## Objective
Lift out each line of the data that holds "SENB".

## Data provided
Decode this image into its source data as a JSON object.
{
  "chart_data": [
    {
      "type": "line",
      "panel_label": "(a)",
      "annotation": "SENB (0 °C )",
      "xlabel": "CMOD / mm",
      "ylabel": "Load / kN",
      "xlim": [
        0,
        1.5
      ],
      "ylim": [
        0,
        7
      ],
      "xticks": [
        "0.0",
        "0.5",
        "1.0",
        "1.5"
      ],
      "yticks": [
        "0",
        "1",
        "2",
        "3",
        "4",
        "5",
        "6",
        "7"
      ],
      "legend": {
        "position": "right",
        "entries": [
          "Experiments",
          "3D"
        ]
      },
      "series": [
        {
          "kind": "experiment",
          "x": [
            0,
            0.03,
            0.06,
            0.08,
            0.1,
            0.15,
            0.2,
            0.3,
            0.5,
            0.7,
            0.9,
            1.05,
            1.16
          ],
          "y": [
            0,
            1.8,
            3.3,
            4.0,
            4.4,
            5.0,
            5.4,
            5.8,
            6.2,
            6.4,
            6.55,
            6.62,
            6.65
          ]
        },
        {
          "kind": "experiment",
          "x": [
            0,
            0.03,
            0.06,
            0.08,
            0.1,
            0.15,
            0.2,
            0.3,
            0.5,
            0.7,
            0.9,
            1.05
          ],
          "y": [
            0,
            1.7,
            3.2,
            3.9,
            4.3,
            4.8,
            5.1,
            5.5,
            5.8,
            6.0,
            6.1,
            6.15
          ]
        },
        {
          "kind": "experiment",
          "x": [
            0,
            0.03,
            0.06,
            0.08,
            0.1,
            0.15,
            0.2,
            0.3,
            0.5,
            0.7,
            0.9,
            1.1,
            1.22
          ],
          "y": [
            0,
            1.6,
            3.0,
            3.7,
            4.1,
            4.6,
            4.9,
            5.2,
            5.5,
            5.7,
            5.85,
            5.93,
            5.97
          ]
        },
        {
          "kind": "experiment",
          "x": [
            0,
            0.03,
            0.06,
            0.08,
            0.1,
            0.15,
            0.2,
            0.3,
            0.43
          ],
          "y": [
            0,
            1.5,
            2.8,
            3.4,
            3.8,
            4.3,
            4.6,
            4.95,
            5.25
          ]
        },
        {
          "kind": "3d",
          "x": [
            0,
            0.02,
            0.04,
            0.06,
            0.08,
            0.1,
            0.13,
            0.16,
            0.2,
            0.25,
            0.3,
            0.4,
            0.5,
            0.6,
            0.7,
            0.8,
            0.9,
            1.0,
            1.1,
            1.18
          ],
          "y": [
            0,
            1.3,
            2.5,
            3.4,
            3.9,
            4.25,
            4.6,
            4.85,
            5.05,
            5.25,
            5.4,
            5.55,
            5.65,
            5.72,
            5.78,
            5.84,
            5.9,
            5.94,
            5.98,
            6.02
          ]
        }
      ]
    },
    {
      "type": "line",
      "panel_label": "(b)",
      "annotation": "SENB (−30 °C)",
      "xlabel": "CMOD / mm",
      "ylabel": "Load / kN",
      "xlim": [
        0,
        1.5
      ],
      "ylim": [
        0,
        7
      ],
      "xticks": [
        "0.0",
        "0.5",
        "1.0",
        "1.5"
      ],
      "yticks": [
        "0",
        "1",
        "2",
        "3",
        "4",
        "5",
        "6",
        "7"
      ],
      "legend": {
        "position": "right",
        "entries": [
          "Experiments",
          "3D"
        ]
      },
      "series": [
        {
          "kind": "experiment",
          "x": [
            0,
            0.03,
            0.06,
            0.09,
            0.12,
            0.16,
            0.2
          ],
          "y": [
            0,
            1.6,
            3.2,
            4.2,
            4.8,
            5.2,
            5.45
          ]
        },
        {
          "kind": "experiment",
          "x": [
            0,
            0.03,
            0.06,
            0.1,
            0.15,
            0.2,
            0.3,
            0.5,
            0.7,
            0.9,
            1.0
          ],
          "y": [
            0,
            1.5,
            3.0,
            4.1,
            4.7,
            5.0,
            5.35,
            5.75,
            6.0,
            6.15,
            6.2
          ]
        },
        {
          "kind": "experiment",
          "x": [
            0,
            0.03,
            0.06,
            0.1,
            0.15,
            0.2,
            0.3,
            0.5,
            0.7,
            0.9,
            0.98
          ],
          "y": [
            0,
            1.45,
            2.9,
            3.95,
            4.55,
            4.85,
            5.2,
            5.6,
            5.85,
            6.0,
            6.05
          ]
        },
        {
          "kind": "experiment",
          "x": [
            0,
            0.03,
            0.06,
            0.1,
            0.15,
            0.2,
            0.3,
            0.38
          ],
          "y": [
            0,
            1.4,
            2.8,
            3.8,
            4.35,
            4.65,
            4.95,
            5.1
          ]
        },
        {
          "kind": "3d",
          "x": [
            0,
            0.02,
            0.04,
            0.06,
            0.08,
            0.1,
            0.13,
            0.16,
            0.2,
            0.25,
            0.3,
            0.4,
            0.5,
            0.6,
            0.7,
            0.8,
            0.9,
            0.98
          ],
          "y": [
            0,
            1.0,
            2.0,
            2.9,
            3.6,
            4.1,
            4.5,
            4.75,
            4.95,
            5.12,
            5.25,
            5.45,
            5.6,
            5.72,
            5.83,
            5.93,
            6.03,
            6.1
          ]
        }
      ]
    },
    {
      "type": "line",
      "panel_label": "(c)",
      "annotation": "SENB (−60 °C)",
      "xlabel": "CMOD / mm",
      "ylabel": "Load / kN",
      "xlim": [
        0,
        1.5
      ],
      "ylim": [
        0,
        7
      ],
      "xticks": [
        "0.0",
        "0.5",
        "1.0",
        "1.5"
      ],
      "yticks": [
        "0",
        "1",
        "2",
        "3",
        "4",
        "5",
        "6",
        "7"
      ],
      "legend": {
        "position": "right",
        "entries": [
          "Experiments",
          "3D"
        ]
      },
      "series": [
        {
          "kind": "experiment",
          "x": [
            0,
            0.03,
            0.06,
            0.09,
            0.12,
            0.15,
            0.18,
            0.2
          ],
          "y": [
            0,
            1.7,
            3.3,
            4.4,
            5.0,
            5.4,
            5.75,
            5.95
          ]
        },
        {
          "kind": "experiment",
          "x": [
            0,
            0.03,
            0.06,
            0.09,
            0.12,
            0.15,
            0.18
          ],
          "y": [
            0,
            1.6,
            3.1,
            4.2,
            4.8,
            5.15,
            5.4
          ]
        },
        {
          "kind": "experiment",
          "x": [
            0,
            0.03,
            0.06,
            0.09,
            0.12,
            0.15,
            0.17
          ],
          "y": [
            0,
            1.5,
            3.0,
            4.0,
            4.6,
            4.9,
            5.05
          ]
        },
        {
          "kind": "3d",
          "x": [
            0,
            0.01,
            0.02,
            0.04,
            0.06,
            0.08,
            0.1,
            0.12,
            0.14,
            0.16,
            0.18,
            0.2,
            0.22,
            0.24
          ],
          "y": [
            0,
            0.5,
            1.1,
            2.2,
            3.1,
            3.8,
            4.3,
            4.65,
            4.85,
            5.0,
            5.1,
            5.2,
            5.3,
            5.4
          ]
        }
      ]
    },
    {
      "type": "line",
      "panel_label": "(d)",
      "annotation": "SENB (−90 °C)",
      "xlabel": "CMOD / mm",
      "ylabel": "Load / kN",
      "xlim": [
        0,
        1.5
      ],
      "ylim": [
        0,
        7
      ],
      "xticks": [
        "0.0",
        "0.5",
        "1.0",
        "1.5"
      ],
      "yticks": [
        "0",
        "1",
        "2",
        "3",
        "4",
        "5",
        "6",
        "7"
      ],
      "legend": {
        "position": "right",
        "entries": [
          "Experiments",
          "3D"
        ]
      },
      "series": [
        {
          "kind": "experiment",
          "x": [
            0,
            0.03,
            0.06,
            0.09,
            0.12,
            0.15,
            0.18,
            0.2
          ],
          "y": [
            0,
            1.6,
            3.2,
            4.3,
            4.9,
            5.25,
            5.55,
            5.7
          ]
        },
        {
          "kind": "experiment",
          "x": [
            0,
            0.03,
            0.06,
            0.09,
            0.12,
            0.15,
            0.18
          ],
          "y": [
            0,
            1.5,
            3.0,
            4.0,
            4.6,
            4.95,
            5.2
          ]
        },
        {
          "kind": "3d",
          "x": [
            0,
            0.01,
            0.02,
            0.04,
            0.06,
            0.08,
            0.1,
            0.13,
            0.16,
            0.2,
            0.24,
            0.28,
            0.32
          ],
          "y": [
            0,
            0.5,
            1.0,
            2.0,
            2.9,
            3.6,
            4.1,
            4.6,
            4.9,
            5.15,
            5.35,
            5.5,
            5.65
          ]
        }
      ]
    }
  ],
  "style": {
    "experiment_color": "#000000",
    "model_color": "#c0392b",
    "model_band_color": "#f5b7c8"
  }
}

## Full response
      "annotation": "SENB (0 °C )",
      "annotation": "SENB (−30 °C)",
      "annotation": "SENB (−60 °C)",
      "annotation": "SENB (−90 °C)",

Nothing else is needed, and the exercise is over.